* Exercise directions
Write out the records that appear below, verbatim and complete, but without pictures.

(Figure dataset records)
######

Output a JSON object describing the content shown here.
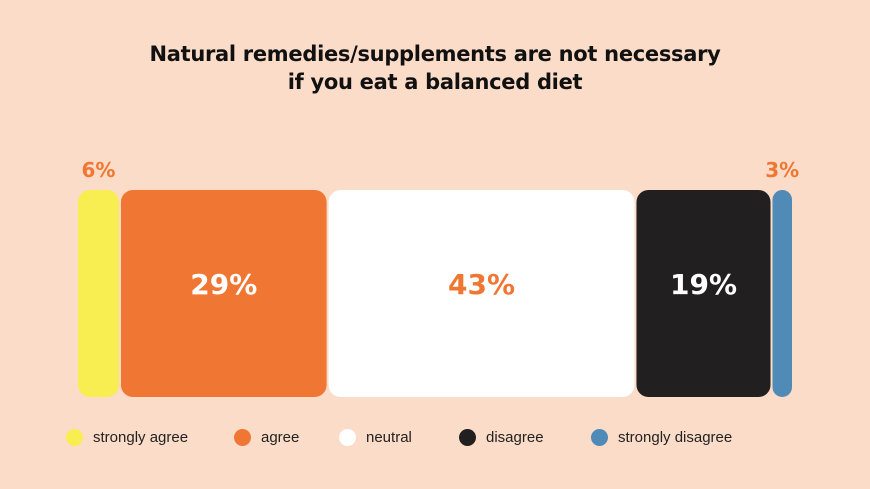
{
  "chart_data": {
    "type": "bar",
    "orientation": "horizontal-stacked",
    "title": "Natural remedies/supplements are not necessary\nif you eat a balanced diet",
    "categories": [
      "strongly agree",
      "agree",
      "neutral",
      "disagree",
      "strongly disagree"
    ],
    "values": [
      6,
      29,
      43,
      19,
      3
    ],
    "data_labels": [
      "6%",
      "29%",
      "43%",
      "19%",
      "3%"
    ],
    "colors": [
      "#f8ee52",
      "#f07733",
      "#ffffff",
      "#221f20",
      "#508bb8"
    ],
    "label_colors": [
      "#f07733",
      "#ffffff",
      "#f07733",
      "#ffffff",
      "#f07733"
    ],
    "legend_position": "bottom",
    "grid": false
  }
}
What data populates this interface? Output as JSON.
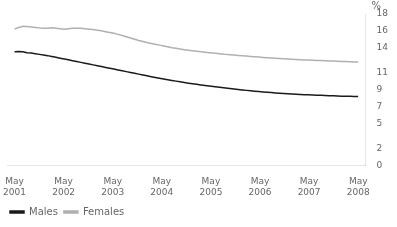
{
  "chart_data": {
    "type": "line",
    "ylabel": "%",
    "x": [
      0,
      0.0843,
      0.1687,
      0.253,
      0.3373,
      0.4217,
      0.506,
      0.5904,
      0.6747,
      0.759,
      0.8434,
      0.9277,
      1.012,
      1.0964,
      1.1807,
      1.2651,
      1.3494,
      1.4337,
      1.5181,
      1.6024,
      1.6867,
      1.7711,
      1.8554,
      1.9398,
      2.0241,
      2.1084,
      2.1928,
      2.2771,
      2.3614,
      2.4458,
      2.5301,
      2.6145,
      2.6988,
      2.7831,
      2.8675,
      2.9518,
      3.0361,
      3.1205,
      3.2048,
      3.2892,
      3.3735,
      3.4578,
      3.5422,
      3.6265,
      3.7108,
      3.7952,
      3.8795,
      3.9639,
      4.0482,
      4.1325,
      4.2169,
      4.3012,
      4.3855,
      4.4699,
      4.5542,
      4.6386,
      4.7229,
      4.8072,
      4.8916,
      4.9759,
      5.0602,
      5.1446,
      5.2289,
      5.3133,
      5.3976,
      5.4819,
      5.5663,
      5.6506,
      5.7349,
      5.8193,
      5.9036,
      5.988,
      6.0723,
      6.1566,
      6.241,
      6.3253,
      6.4096,
      6.494,
      6.5783,
      6.6627,
      6.747,
      6.8313,
      6.9157,
      7
    ],
    "series": [
      {
        "name": "Males",
        "color": "#1a1a1a",
        "values": [
          13.5,
          13.55,
          13.5,
          13.4,
          13.35,
          13.28,
          13.2,
          13.12,
          13.05,
          12.95,
          12.85,
          12.75,
          12.65,
          12.55,
          12.45,
          12.35,
          12.25,
          12.15,
          12.05,
          11.95,
          11.85,
          11.75,
          11.65,
          11.55,
          11.45,
          11.35,
          11.25,
          11.15,
          11.05,
          10.95,
          10.85,
          10.75,
          10.65,
          10.55,
          10.45,
          10.36,
          10.27,
          10.18,
          10.1,
          10.02,
          9.94,
          9.86,
          9.78,
          9.71,
          9.64,
          9.57,
          9.5,
          9.43,
          9.37,
          9.31,
          9.25,
          9.19,
          9.13,
          9.07,
          9.02,
          8.97,
          8.92,
          8.87,
          8.82,
          8.78,
          8.74,
          8.7,
          8.66,
          8.62,
          8.58,
          8.55,
          8.52,
          8.49,
          8.46,
          8.43,
          8.41,
          8.39,
          8.37,
          8.35,
          8.33,
          8.31,
          8.29,
          8.27,
          8.25,
          8.23,
          8.22,
          8.21,
          8.2,
          8.2
        ]
      },
      {
        "name": "Females",
        "color": "#b0b0b0",
        "values": [
          16.2,
          16.4,
          16.55,
          16.5,
          16.45,
          16.4,
          16.35,
          16.3,
          16.3,
          16.35,
          16.3,
          16.25,
          16.2,
          16.25,
          16.3,
          16.32,
          16.3,
          16.25,
          16.2,
          16.15,
          16.08,
          16.0,
          15.9,
          15.8,
          15.7,
          15.58,
          15.45,
          15.3,
          15.15,
          15.0,
          14.85,
          14.72,
          14.6,
          14.5,
          14.4,
          14.3,
          14.2,
          14.1,
          14.0,
          13.92,
          13.84,
          13.76,
          13.68,
          13.62,
          13.56,
          13.5,
          13.45,
          13.4,
          13.35,
          13.3,
          13.25,
          13.2,
          13.16,
          13.12,
          13.08,
          13.04,
          13.0,
          12.96,
          12.92,
          12.88,
          12.84,
          12.8,
          12.77,
          12.74,
          12.71,
          12.68,
          12.65,
          12.62,
          12.59,
          12.56,
          12.54,
          12.52,
          12.5,
          12.48,
          12.46,
          12.44,
          12.42,
          12.4,
          12.38,
          12.36,
          12.34,
          12.32,
          12.3,
          12.28
        ]
      }
    ],
    "xlim": [
      -0.15,
      7.15
    ],
    "xticks": [
      {
        "value": 0,
        "label": "May\n2001"
      },
      {
        "value": 1,
        "label": "May\n2002"
      },
      {
        "value": 2,
        "label": "May\n2003"
      },
      {
        "value": 3,
        "label": "May\n2004"
      },
      {
        "value": 4,
        "label": "May\n2005"
      },
      {
        "value": 5,
        "label": "May\n2006"
      },
      {
        "value": 6,
        "label": "May\n2007"
      },
      {
        "value": 7,
        "label": "May\n2008"
      }
    ],
    "ylim": [
      0,
      18
    ],
    "yticks": [
      0,
      2,
      5,
      7,
      9,
      11,
      14,
      16,
      18
    ],
    "grid": false,
    "legend": "lower left"
  }
}
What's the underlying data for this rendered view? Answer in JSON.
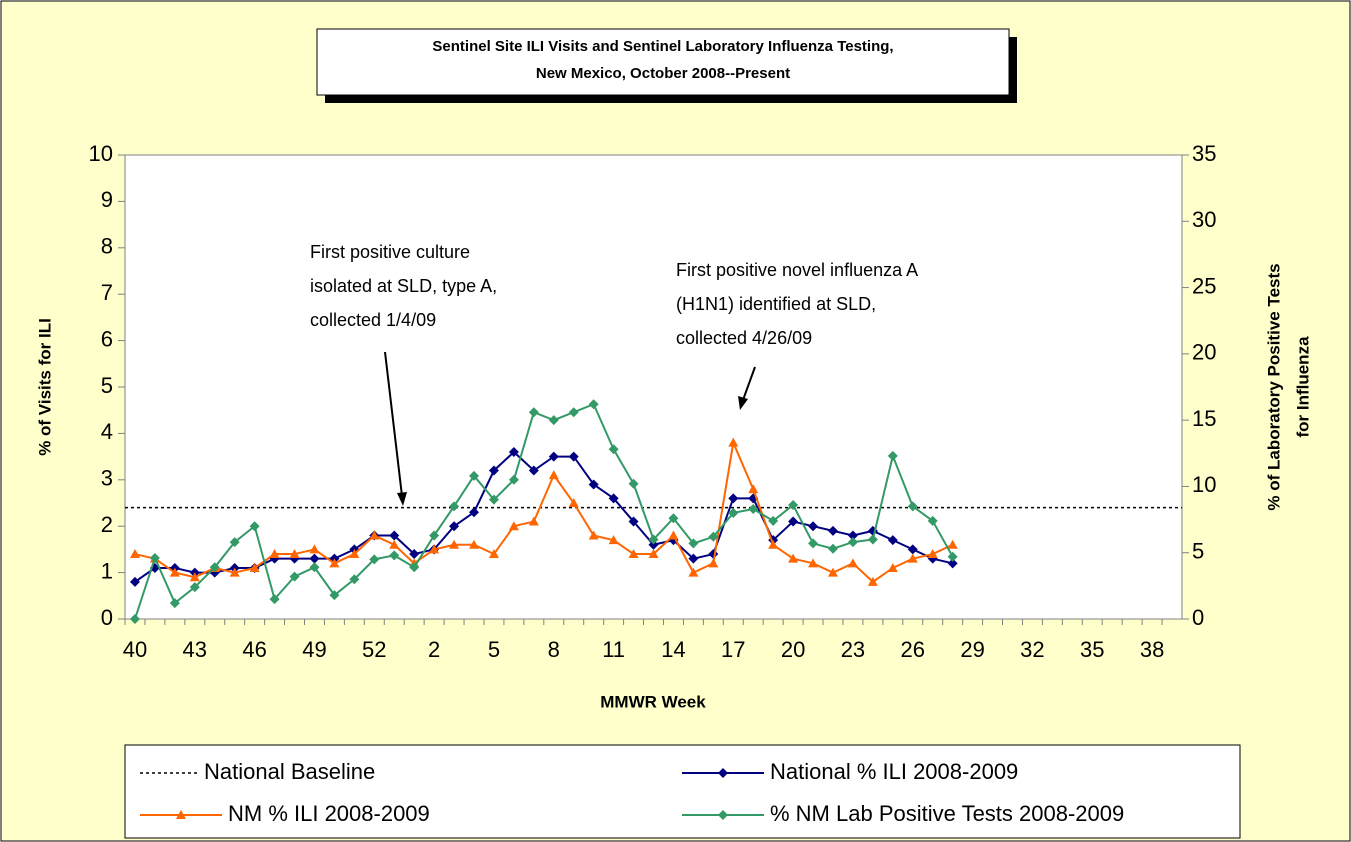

######

* The solution
Output a JSON object describing the content shown here.
{
  "chart_data": {
    "type": "bar",
    "orientation": "horizontal-stacked",
    "title": "Natural remedies/supplements are not necessary\nif you eat a balanced diet",
    "categories": [
      "strongly agree",
      "agree",
      "neutral",
      "disagree",
      "strongly disagree"
    ],
    "values": [
      6,
      29,
      43,
      19,
      3
    ],
    "data_labels": [
      "6%",
      "29%",
      "43%",
      "19%",
      "3%"
    ],
    "colors": [
      "#f8ee52",
      "#f07733",
      "#ffffff",
      "#221f20",
      "#508bb8"
    ],
    "label_colors": [
      "#f07733",
      "#ffffff",
      "#f07733",
      "#ffffff",
      "#f07733"
    ],
    "legend_position": "bottom",
    "grid": false
  }
}
What data populates this interface? Output as JSON.
{
  "chart_data": {
    "type": "line",
    "ylabel": "%",
    "x": [
      0,
      0.0843,
      0.1687,
      0.253,
      0.3373,
      0.4217,
      0.506,
      0.5904,
      0.6747,
      0.759,
      0.8434,
      0.9277,
      1.012,
      1.0964,
      1.1807,
      1.2651,
      1.3494,
      1.4337,
      1.5181,
      1.6024,
      1.6867,
      1.7711,
      1.8554,
      1.9398,
      2.0241,
      2.1084,
      2.1928,
      2.2771,
      2.3614,
      2.4458,
      2.5301,
      2.6145,
      2.6988,
      2.7831,
      2.8675,
      2.9518,
      3.0361,
      3.1205,
      3.2048,
      3.2892,
      3.3735,
      3.4578,
      3.5422,
      3.6265,
      3.7108,
      3.7952,
      3.8795,
      3.9639,
      4.0482,
      4.1325,
      4.2169,
      4.3012,
      4.3855,
      4.4699,
      4.5542,
      4.6386,
      4.7229,
      4.8072,
      4.8916,
      4.9759,
      5.0602,
      5.1446,
      5.2289,
      5.3133,
      5.3976,
      5.4819,
      5.5663,
      5.6506,
      5.7349,
      5.8193,
      5.9036,
      5.988,
      6.0723,
      6.1566,
      6.241,
      6.3253,
      6.4096,
      6.494,
      6.5783,
      6.6627,
      6.747,
      6.8313,
      6.9157,
      7
    ],
    "series": [
      {
        "name": "Males",
        "color": "#1a1a1a",
        "values": [
          13.5,
          13.55,
          13.5,
          13.4,
          13.35,
          13.28,
          13.2,
          13.12,
          13.05,
          12.95,
          12.85,
          12.75,
          12.65,
          12.55,
          12.45,
          12.35,
          12.25,
          12.15,
          12.05,
          11.95,
          11.85,
          11.75,
          11.65,
          11.55,
          11.45,
          11.35,
          11.25,
          11.15,
          11.05,
          10.95,
          10.85,
          10.75,
          10.65,
          10.55,
          10.45,
          10.36,
          10.27,
          10.18,
          10.1,
          10.02,
          9.94,
          9.86,
          9.78,
          9.71,
          9.64,
          9.57,
          9.5,
          9.43,
          9.37,
          9.31,
          9.25,
          9.19,
          9.13,
          9.07,
          9.02,
          8.97,
          8.92,
          8.87,
          8.82,
          8.78,
          8.74,
          8.7,
          8.66,
          8.62,
          8.58,
          8.55,
          8.52,
          8.49,
          8.46,
          8.43,
          8.41,
          8.39,
          8.37,
          8.35,
          8.33,
          8.31,
          8.29,
          8.27,
          8.25,
          8.23,
          8.22,
          8.21,
          8.2,
          8.2
        ]
      },
      {
        "name": "Females",
        "color": "#b0b0b0",
        "values": [
          16.2,
          16.4,
          16.55,
          16.5,
          16.45,
          16.4,
          16.35,
          16.3,
          16.3,
          16.35,
          16.3,
          16.25,
          16.2,
          16.25,
          16.3,
          16.32,
          16.3,
          16.25,
          16.2,
          16.15,
          16.08,
          16.0,
          15.9,
          15.8,
          15.7,
          15.58,
          15.45,
          15.3,
          15.15,
          15.0,
          14.85,
          14.72,
          14.6,
          14.5,
          14.4,
          14.3,
          14.2,
          14.1,
          14.0,
          13.92,
          13.84,
          13.76,
          13.68,
          13.62,
          13.56,
          13.5,
          13.45,
          13.4,
          13.35,
          13.3,
          13.25,
          13.2,
          13.16,
          13.12,
          13.08,
          13.04,
          13.0,
          12.96,
          12.92,
          12.88,
          12.84,
          12.8,
          12.77,
          12.74,
          12.71,
          12.68,
          12.65,
          12.62,
          12.59,
          12.56,
          12.54,
          12.52,
          12.5,
          12.48,
          12.46,
          12.44,
          12.42,
          12.4,
          12.38,
          12.36,
          12.34,
          12.32,
          12.3,
          12.28
        ]
      }
    ],
    "xlim": [
      -0.15,
      7.15
    ],
    "xticks": [
      {
        "value": 0,
        "label": "May\n2001"
      },
      {
        "value": 1,
        "label": "May\n2002"
      },
      {
        "value": 2,
        "label": "May\n2003"
      },
      {
        "value": 3,
        "label": "May\n2004"
      },
      {
        "value": 4,
        "label": "May\n2005"
      },
      {
        "value": 5,
        "label": "May\n2006"
      },
      {
        "value": 6,
        "label": "May\n2007"
      },
      {
        "value": 7,
        "label": "May\n2008"
      }
    ],
    "ylim": [
      0,
      18
    ],
    "yticks": [
      0,
      2,
      5,
      7,
      9,
      11,
      14,
      16,
      18
    ],
    "grid": false,
    "legend": "lower left"
  }
}
What's the underlying data for this rendered view? Answer in JSON.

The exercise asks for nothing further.